*Set exercise*.
From the entries below, copy every line where the string "unserer" appears.
########################################
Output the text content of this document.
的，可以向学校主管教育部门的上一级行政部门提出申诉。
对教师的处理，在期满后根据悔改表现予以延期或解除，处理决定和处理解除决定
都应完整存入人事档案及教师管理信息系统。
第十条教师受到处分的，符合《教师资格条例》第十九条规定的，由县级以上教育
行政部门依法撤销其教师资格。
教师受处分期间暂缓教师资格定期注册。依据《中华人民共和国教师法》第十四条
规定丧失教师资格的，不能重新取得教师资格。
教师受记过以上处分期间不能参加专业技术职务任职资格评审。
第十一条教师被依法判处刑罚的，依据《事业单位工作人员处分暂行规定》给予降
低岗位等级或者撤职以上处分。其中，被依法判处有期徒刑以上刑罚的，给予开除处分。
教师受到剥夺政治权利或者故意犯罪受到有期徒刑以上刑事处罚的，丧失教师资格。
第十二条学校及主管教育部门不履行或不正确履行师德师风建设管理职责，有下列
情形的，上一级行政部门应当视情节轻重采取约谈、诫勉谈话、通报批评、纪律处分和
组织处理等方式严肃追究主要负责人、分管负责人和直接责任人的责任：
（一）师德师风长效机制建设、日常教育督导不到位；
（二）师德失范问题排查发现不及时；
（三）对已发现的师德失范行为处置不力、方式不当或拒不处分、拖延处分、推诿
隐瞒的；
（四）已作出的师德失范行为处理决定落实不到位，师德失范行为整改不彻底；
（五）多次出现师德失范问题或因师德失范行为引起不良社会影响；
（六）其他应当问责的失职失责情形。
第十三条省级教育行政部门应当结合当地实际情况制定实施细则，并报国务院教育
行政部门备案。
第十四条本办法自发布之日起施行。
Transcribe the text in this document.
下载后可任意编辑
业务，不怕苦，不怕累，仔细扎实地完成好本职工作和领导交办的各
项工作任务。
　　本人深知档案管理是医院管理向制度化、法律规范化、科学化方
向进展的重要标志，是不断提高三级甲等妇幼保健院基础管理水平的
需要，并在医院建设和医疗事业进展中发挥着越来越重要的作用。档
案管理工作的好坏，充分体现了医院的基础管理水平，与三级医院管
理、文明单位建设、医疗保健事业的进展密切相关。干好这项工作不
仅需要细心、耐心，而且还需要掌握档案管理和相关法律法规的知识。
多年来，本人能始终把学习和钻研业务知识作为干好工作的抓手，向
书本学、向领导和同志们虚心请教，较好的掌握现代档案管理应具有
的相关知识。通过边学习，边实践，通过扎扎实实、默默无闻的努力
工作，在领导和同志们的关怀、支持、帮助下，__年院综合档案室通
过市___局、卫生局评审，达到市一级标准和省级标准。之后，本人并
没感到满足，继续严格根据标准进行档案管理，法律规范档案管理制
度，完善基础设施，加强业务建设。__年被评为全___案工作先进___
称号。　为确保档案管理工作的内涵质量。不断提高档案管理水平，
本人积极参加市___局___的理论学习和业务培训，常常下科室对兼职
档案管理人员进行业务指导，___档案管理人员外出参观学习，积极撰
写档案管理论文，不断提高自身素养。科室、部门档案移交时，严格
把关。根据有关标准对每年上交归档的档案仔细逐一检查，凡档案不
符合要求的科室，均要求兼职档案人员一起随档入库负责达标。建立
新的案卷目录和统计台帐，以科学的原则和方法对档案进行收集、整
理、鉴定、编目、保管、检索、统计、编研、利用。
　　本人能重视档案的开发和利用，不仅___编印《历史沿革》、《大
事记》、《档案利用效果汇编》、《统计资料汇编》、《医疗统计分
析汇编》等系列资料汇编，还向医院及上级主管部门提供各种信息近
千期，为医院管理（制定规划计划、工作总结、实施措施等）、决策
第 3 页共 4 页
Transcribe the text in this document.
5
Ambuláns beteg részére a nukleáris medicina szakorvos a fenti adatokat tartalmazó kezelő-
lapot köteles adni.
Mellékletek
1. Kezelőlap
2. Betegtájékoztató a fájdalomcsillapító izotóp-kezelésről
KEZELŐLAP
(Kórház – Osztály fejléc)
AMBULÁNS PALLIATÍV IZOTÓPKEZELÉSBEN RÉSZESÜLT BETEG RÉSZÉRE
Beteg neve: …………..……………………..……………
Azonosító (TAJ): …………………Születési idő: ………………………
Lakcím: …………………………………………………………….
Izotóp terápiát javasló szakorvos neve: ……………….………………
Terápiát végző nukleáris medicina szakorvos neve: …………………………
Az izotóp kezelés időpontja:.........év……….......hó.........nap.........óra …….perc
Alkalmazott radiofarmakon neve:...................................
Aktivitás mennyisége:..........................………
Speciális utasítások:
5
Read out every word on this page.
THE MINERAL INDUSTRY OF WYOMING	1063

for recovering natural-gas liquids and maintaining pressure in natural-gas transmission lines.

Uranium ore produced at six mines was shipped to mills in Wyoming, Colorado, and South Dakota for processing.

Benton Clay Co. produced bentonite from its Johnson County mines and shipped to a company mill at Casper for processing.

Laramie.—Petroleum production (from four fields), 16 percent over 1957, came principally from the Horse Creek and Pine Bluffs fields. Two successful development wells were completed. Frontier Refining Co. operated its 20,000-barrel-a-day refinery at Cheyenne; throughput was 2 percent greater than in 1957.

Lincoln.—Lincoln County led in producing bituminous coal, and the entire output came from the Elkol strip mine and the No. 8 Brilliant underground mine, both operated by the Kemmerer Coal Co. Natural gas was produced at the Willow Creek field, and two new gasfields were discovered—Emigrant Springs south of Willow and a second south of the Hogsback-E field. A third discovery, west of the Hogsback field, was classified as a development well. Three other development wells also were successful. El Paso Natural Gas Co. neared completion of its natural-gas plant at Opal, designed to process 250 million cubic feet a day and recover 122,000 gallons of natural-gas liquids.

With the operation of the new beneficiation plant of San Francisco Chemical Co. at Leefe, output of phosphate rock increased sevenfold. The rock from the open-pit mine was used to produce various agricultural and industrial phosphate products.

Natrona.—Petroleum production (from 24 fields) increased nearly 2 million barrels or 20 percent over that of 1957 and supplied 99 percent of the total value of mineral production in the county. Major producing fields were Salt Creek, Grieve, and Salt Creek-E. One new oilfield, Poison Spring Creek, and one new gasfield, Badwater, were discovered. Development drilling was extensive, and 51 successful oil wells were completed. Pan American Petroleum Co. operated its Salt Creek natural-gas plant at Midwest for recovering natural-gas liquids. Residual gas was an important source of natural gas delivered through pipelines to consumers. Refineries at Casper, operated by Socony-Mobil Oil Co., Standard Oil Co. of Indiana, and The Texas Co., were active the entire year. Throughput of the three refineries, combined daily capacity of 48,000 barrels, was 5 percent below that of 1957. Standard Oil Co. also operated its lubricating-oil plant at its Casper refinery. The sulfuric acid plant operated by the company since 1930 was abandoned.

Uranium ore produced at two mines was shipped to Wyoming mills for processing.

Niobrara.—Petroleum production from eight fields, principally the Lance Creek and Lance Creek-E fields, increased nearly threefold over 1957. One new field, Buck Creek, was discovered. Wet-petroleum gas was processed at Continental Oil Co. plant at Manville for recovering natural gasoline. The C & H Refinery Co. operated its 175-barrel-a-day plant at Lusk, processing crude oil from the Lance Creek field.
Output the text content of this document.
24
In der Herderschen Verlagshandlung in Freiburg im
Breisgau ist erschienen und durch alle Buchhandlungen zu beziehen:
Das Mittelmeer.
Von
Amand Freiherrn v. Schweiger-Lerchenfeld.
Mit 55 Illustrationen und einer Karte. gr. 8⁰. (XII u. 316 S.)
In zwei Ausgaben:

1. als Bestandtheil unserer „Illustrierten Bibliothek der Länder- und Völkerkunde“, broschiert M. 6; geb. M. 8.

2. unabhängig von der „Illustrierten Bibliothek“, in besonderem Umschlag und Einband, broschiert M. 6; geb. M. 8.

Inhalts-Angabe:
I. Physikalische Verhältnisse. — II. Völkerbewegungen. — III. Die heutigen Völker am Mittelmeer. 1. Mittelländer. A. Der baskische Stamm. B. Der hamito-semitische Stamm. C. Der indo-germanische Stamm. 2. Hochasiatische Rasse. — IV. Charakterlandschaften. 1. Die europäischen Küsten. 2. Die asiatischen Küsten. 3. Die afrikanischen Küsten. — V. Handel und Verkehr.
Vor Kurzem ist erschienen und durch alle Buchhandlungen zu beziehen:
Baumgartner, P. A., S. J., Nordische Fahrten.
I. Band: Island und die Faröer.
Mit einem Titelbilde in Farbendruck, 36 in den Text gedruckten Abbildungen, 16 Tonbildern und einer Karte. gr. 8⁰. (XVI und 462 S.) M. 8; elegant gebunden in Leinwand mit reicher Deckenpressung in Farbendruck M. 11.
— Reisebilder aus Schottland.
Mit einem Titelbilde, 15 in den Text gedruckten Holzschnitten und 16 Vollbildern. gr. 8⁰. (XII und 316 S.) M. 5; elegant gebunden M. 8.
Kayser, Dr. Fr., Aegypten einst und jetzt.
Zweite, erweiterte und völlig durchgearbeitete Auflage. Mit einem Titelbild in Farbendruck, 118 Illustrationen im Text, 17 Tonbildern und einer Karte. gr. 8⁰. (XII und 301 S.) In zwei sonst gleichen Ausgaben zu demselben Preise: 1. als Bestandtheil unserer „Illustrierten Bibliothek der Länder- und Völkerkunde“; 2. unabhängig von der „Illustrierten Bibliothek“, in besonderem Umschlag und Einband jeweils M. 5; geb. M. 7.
########################################
*In response*.
1. als Bestandtheil unserer „Illustrierten Bibliothek der Länder- und Völkerkunde“, broschiert M. 6; geb. M. 8.
Zweite, erweiterte und völlig durchgearbeitete Auflage. Mit einem Titelbild in Farbendruck, 118 Illustrationen im Text, 17 Tonbildern und einer Karte. gr. 8⁰. (XII und 301 S.) In zwei sonst gleichen Ausgaben zu demselben Preise: 1. als Bestandtheil unserer „Illustrierten Bibliothek der Länder- und Völkerkunde“; 2. unabhängig von der „Illustrierten Bibliothek“, in besonderem Umschlag und Einband jeweils M. 5; geb. M. 7.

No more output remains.